Work to be completed
Look through the records that follow. Copy every line containing the word "JSON".

Stored entries
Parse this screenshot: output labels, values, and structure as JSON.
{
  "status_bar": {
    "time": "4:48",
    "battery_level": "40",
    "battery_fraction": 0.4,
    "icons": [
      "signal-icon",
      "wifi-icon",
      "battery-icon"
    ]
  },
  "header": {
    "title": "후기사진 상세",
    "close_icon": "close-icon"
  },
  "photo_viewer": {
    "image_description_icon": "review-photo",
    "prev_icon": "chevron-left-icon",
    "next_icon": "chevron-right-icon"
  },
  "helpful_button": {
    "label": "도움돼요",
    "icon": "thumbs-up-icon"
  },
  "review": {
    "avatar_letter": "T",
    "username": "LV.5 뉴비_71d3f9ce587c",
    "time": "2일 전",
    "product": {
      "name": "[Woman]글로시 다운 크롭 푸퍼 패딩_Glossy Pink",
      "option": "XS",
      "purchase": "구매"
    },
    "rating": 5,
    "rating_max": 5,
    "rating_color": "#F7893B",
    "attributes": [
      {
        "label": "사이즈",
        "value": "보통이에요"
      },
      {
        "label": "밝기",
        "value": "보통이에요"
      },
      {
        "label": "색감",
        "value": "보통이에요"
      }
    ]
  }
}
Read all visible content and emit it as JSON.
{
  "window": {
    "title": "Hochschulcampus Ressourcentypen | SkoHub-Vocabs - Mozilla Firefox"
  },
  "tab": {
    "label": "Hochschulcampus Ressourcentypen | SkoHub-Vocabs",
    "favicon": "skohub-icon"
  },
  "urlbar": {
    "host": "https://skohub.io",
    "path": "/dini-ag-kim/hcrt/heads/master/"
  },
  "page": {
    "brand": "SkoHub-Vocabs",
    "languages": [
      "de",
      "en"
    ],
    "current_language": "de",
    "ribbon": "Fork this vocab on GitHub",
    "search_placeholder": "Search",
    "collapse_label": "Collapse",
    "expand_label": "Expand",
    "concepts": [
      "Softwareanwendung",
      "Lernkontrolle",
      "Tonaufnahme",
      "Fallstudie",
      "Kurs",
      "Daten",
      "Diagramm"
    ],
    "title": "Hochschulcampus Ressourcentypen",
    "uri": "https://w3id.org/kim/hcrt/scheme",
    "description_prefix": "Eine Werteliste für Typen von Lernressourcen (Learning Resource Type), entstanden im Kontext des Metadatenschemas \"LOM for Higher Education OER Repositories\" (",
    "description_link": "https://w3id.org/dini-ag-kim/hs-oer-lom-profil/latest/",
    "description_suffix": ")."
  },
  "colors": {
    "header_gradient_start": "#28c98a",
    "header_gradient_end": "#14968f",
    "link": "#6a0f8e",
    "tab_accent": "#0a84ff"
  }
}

Output below
Parse this screenshot: output labels, values, and structure as JSON.
Read all visible content and emit it as JSON.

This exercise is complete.